PROVIDED ENTRIES:
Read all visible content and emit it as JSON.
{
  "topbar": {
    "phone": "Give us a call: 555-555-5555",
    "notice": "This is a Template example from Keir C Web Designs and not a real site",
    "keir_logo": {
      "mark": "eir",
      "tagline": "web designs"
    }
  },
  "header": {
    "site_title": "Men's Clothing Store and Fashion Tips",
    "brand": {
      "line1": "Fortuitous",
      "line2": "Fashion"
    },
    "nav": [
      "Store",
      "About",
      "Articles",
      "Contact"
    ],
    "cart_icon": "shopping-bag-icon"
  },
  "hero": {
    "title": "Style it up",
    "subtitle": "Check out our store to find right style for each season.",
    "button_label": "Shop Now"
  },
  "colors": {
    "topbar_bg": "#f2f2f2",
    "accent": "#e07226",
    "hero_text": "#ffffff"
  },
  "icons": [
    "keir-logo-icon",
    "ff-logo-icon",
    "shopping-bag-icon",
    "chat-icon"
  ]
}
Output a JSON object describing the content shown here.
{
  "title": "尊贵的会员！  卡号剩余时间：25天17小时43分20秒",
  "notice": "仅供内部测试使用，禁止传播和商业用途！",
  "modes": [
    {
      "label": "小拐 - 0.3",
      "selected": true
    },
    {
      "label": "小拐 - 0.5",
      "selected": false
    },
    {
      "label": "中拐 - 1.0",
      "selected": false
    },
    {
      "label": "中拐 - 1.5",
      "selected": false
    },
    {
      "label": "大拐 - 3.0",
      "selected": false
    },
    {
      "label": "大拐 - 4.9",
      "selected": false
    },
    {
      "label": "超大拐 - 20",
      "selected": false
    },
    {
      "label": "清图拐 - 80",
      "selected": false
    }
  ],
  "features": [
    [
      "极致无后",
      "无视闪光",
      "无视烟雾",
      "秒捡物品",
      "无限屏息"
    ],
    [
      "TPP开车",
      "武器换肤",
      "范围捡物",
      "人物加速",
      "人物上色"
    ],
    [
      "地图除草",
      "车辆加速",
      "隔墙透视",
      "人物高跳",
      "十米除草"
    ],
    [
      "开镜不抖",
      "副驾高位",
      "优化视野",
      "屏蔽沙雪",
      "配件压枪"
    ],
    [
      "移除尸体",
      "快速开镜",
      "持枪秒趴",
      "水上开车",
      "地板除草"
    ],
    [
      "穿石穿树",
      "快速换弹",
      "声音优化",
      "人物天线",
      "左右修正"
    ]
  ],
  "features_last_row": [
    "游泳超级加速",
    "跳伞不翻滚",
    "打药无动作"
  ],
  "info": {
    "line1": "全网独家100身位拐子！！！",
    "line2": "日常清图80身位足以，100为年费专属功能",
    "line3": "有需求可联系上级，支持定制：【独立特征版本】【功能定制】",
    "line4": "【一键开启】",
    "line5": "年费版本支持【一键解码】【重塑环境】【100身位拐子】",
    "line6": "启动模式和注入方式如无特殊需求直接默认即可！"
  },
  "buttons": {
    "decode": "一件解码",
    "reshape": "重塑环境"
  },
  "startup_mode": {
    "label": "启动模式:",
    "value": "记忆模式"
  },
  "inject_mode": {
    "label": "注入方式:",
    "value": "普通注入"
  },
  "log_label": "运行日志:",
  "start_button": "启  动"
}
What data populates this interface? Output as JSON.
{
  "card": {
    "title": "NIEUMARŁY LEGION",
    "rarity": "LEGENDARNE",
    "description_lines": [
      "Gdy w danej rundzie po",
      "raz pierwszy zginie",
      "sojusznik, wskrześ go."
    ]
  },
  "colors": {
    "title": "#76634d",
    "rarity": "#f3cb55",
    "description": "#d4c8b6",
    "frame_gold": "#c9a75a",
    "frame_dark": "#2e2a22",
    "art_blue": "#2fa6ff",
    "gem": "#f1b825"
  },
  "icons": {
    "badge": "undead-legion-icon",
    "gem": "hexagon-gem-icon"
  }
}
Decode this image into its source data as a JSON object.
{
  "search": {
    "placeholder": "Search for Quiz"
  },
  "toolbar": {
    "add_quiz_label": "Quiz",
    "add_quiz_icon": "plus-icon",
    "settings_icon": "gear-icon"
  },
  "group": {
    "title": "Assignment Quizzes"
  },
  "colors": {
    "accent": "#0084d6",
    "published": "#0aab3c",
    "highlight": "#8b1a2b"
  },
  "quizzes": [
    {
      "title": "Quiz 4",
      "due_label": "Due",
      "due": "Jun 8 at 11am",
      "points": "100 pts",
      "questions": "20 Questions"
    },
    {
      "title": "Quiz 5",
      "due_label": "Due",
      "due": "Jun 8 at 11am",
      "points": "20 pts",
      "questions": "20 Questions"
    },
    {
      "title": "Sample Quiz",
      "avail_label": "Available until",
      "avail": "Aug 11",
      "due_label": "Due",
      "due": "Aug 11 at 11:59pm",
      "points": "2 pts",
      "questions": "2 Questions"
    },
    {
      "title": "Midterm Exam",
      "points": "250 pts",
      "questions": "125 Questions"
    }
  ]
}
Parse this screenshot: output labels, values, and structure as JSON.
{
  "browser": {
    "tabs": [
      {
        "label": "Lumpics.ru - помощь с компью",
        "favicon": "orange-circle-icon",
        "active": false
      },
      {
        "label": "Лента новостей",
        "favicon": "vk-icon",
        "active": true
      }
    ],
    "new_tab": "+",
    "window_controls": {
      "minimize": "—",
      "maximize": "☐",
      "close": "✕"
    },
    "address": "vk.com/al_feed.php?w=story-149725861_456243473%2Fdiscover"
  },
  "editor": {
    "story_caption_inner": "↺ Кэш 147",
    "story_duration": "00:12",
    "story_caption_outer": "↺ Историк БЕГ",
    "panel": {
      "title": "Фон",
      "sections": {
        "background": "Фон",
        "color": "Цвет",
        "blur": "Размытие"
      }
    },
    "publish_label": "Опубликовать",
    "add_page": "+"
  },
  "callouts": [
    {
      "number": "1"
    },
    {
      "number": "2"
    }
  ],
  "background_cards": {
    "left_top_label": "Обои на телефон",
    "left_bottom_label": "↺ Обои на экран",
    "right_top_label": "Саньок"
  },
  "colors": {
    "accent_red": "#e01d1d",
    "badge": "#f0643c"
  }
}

TASK TO COMPLETE: Only a number is wanted: how many lines contain the word "favicon"?

PROBLEM SOLUTION: 2